## Task
Gather each line containing the string "name" from these entries.

## Supplied material
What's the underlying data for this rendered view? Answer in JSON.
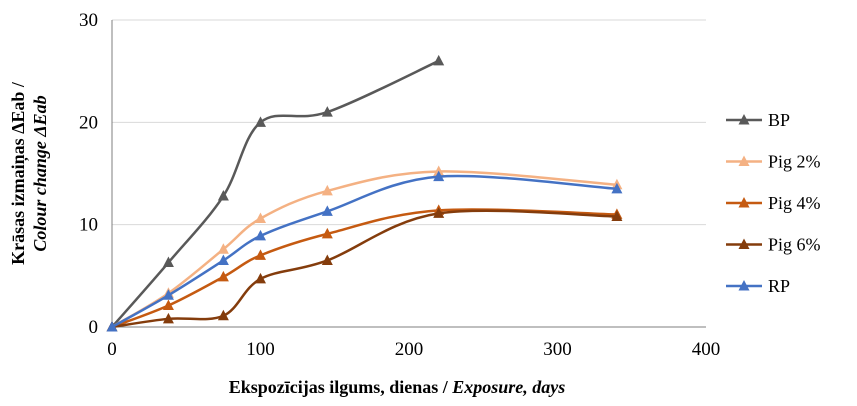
{
  "chart_data": {
    "type": "line",
    "smoothed": true,
    "x_axis": {
      "title_parts": [
        {
          "text": "Ekspozīcijas ilgums, dienas / ",
          "italic": false
        },
        {
          "text": "Exposure, days",
          "italic": true
        }
      ],
      "range": [
        0,
        400
      ],
      "ticks": [
        0,
        100,
        200,
        300,
        400
      ],
      "tick_labels": [
        "0",
        "100",
        "200",
        "300",
        "400"
      ]
    },
    "y_axis": {
      "title_line1": "Krāsas izmaiņas ΔEab /",
      "title_line2": "Colour change ΔEab",
      "range": [
        0,
        30
      ],
      "ticks": [
        0,
        10,
        20,
        30
      ],
      "tick_labels": [
        "0",
        "10",
        "20",
        "30"
      ]
    },
    "grid": "horizontal",
    "legend_position": "right",
    "marker": "triangle",
    "series": [
      {
        "name": "BP",
        "color": "#595959",
        "x": [
          0,
          38,
          75,
          100,
          145,
          220
        ],
        "y": [
          0,
          6.3,
          12.8,
          20.0,
          21.0,
          26.0
        ]
      },
      {
        "name": "Pig 2%",
        "color": "#F4B183",
        "x": [
          0,
          38,
          75,
          100,
          145,
          220,
          340
        ],
        "y": [
          0,
          3.3,
          7.6,
          10.6,
          13.3,
          15.2,
          13.9
        ]
      },
      {
        "name": "Pig 4%",
        "color": "#C55A11",
        "x": [
          0,
          38,
          75,
          100,
          145,
          220,
          340
        ],
        "y": [
          0,
          2.1,
          4.9,
          7.0,
          9.1,
          11.4,
          11.0
        ]
      },
      {
        "name": "Pig 6%",
        "color": "#843C0C",
        "x": [
          0,
          38,
          75,
          100,
          145,
          220,
          340
        ],
        "y": [
          0,
          0.8,
          1.1,
          4.7,
          6.5,
          11.1,
          10.8
        ]
      },
      {
        "name": "RP",
        "color": "#4472C4",
        "x": [
          0,
          38,
          75,
          100,
          145,
          220,
          340
        ],
        "y": [
          0,
          3.1,
          6.5,
          8.9,
          11.3,
          14.7,
          13.5
        ]
      }
    ]
  }
}
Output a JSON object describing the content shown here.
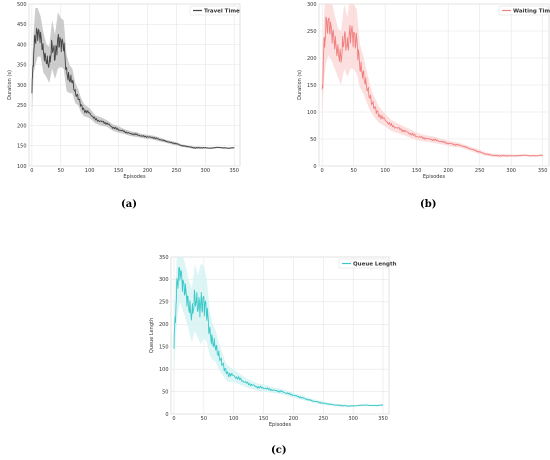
{
  "captions": [
    "(a)",
    "(b)",
    "(c)"
  ],
  "chart_data": [
    {
      "type": "line",
      "xlabel": "Episodes",
      "ylabel": "Duration (s)",
      "xlim": [
        -5,
        360
      ],
      "ylim": [
        100,
        500
      ],
      "xticks": [
        0,
        50,
        100,
        150,
        200,
        250,
        300,
        350
      ],
      "yticks": [
        100,
        150,
        200,
        250,
        300,
        350,
        400,
        450,
        500
      ],
      "grid": true,
      "legend": "top-right",
      "series": [
        {
          "name": "Travel Time",
          "color": "#444444",
          "band_color": "#bbbbbb",
          "x": [
            0,
            3,
            6,
            10,
            15,
            20,
            25,
            30,
            35,
            40,
            45,
            50,
            55,
            60,
            65,
            70,
            75,
            80,
            85,
            90,
            100,
            110,
            120,
            130,
            140,
            150,
            160,
            170,
            180,
            190,
            200,
            210,
            220,
            230,
            240,
            250,
            260,
            270,
            280,
            290,
            300,
            310,
            320,
            330,
            340,
            350
          ],
          "values": [
            280,
            380,
            420,
            430,
            420,
            380,
            360,
            350,
            400,
            370,
            410,
            405,
            400,
            330,
            315,
            310,
            280,
            270,
            250,
            238,
            230,
            215,
            210,
            205,
            195,
            190,
            185,
            180,
            178,
            174,
            172,
            170,
            166,
            162,
            158,
            155,
            150,
            148,
            145,
            145,
            145,
            144,
            146,
            145,
            144,
            145
          ],
          "band": [
            60,
            50,
            70,
            60,
            50,
            50,
            40,
            45,
            60,
            55,
            70,
            60,
            60,
            45,
            35,
            30,
            25,
            20,
            18,
            15,
            12,
            10,
            10,
            8,
            8,
            8,
            6,
            6,
            6,
            5,
            5,
            5,
            5,
            4,
            4,
            4,
            3,
            3,
            3,
            3,
            2,
            2,
            2,
            2,
            2,
            2
          ]
        }
      ]
    },
    {
      "type": "line",
      "xlabel": "Episodes",
      "ylabel": "Duration (s)",
      "xlim": [
        -5,
        360
      ],
      "ylim": [
        0,
        300
      ],
      "xticks": [
        0,
        50,
        100,
        150,
        200,
        250,
        300,
        350
      ],
      "yticks": [
        0,
        50,
        100,
        150,
        200,
        250,
        300
      ],
      "grid": true,
      "legend": "top-right",
      "series": [
        {
          "name": "Waiting Time",
          "color": "#f08080",
          "band_color": "#fbd6d6",
          "x": [
            0,
            3,
            6,
            10,
            15,
            20,
            25,
            30,
            35,
            40,
            45,
            50,
            55,
            60,
            65,
            70,
            75,
            80,
            85,
            90,
            100,
            110,
            120,
            130,
            140,
            150,
            160,
            170,
            180,
            190,
            200,
            210,
            220,
            230,
            240,
            250,
            260,
            270,
            280,
            290,
            300,
            310,
            320,
            330,
            340,
            350
          ],
          "values": [
            140,
            220,
            260,
            265,
            250,
            230,
            210,
            200,
            240,
            220,
            250,
            240,
            230,
            185,
            170,
            150,
            130,
            115,
            105,
            95,
            85,
            75,
            70,
            65,
            60,
            55,
            52,
            50,
            48,
            45,
            42,
            40,
            38,
            34,
            30,
            26,
            22,
            20,
            19,
            19,
            19,
            19,
            20,
            19,
            19,
            20
          ],
          "band": [
            60,
            60,
            70,
            60,
            55,
            50,
            45,
            50,
            60,
            55,
            70,
            60,
            60,
            40,
            35,
            30,
            25,
            20,
            18,
            15,
            12,
            10,
            9,
            8,
            8,
            7,
            6,
            6,
            6,
            5,
            5,
            5,
            4,
            4,
            4,
            4,
            3,
            3,
            3,
            3,
            2,
            2,
            2,
            2,
            2,
            2
          ]
        }
      ]
    },
    {
      "type": "line",
      "xlabel": "Episodes",
      "ylabel": "Queue Length",
      "xlim": [
        -5,
        360
      ],
      "ylim": [
        0,
        350
      ],
      "xticks": [
        0,
        50,
        100,
        150,
        200,
        250,
        300,
        350
      ],
      "yticks": [
        0,
        50,
        100,
        150,
        200,
        250,
        300,
        350
      ],
      "grid": true,
      "legend": "top-right",
      "series": [
        {
          "name": "Queue Length",
          "color": "#3cc8c8",
          "band_color": "#d2f1f1",
          "x": [
            0,
            3,
            6,
            10,
            15,
            20,
            25,
            30,
            35,
            40,
            45,
            50,
            55,
            60,
            65,
            70,
            75,
            80,
            85,
            90,
            100,
            110,
            120,
            130,
            140,
            150,
            160,
            170,
            180,
            190,
            200,
            210,
            220,
            230,
            240,
            250,
            260,
            270,
            280,
            290,
            300,
            310,
            320,
            330,
            340,
            350
          ],
          "values": [
            150,
            240,
            300,
            320,
            290,
            270,
            240,
            220,
            260,
            240,
            245,
            250,
            230,
            180,
            160,
            150,
            130,
            115,
            100,
            90,
            85,
            78,
            70,
            65,
            60,
            58,
            55,
            52,
            50,
            46,
            42,
            38,
            34,
            30,
            27,
            24,
            22,
            20,
            19,
            18,
            18,
            19,
            20,
            19,
            19,
            20
          ],
          "band": [
            70,
            70,
            80,
            70,
            60,
            60,
            55,
            60,
            75,
            70,
            90,
            80,
            70,
            50,
            40,
            35,
            30,
            25,
            20,
            18,
            14,
            12,
            10,
            9,
            8,
            8,
            7,
            6,
            6,
            6,
            5,
            5,
            5,
            4,
            4,
            4,
            3,
            3,
            3,
            3,
            2,
            2,
            2,
            2,
            2,
            2
          ]
        }
      ]
    }
  ]
}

## Solution to this task
        "name": "BP",
        "name": "Pig 2%",
        "name": "Pig 4%",
        "name": "Pig 6%",
        "name": "RP",
          "name": "Travel Time",
          "name": "Waiting Time",
          "name": "Queue Length",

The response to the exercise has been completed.